* [Instruction]
Write out the whole listing exactly as it stands.

* [Material provided]

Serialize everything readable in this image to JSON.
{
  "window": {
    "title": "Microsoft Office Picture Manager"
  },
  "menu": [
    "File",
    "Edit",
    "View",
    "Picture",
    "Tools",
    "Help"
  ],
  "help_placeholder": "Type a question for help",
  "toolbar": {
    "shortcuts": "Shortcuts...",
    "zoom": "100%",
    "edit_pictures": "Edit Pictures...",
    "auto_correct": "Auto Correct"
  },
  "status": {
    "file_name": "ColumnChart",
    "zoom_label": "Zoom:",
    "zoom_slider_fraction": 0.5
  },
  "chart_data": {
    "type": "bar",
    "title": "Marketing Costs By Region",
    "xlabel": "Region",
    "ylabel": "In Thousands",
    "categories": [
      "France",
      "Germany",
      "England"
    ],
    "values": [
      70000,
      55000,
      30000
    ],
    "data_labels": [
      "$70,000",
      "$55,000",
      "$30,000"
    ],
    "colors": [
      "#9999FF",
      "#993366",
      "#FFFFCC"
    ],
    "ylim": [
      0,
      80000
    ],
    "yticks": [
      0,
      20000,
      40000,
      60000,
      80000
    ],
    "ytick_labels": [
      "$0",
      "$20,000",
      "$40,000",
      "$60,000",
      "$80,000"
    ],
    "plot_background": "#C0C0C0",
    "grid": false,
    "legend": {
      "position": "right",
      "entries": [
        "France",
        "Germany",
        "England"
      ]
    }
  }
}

* [The response]
Serialize everything readable in this image to JSON.
{
  "window": {
    "title": "Microsoft Office Picture Manager"
  },
  "menu": [
    "File",
    "Edit",
    "View",
    "Picture",
    "Tools",
    "Help"
  ],
  "help_placeholder": "Type a question for help",
  "toolbar": {
    "shortcuts": "Shortcuts...",
    "zoom": "100%",
    "edit_pictures": "Edit Pictures...",
    "auto_correct": "Auto Correct"
  },
  "status": {
    "file_name": "ColumnChart",
    "zoom_label": "Zoom:",
    "zoom_slider_fraction": 0.5
  },
  "chart_data": {
    "type": "bar",
    "title": "Marketing Costs By Region",
    "xlabel": "Region",
    "ylabel": "In Thousands",
    "categories": [
      "France",
      "Germany",
      "England"
    ],
    "values": [
      70000,
      55000,
      30000
    ],
    "data_labels": [
      "$70,000",
      "$55,000",
      "$30,000"
    ],
    "colors": [
      "#9999FF",
      "#993366",
      "#FFFFCC"
    ],
    "ylim": [
      0,
      80000
    ],
    "yticks": [
      0,
      20000,
      40000,
      60000,
      80000
    ],
    "ytick_labels": [
      "$0",
      "$20,000",
      "$40,000",
      "$60,000",
      "$80,000"
    ],
    "plot_background": "#C0C0C0",
    "grid": false,
    "legend": {
      "position": "right",
      "entries": [
        "France",
        "Germany",
        "England"
      ]
    }
  }
}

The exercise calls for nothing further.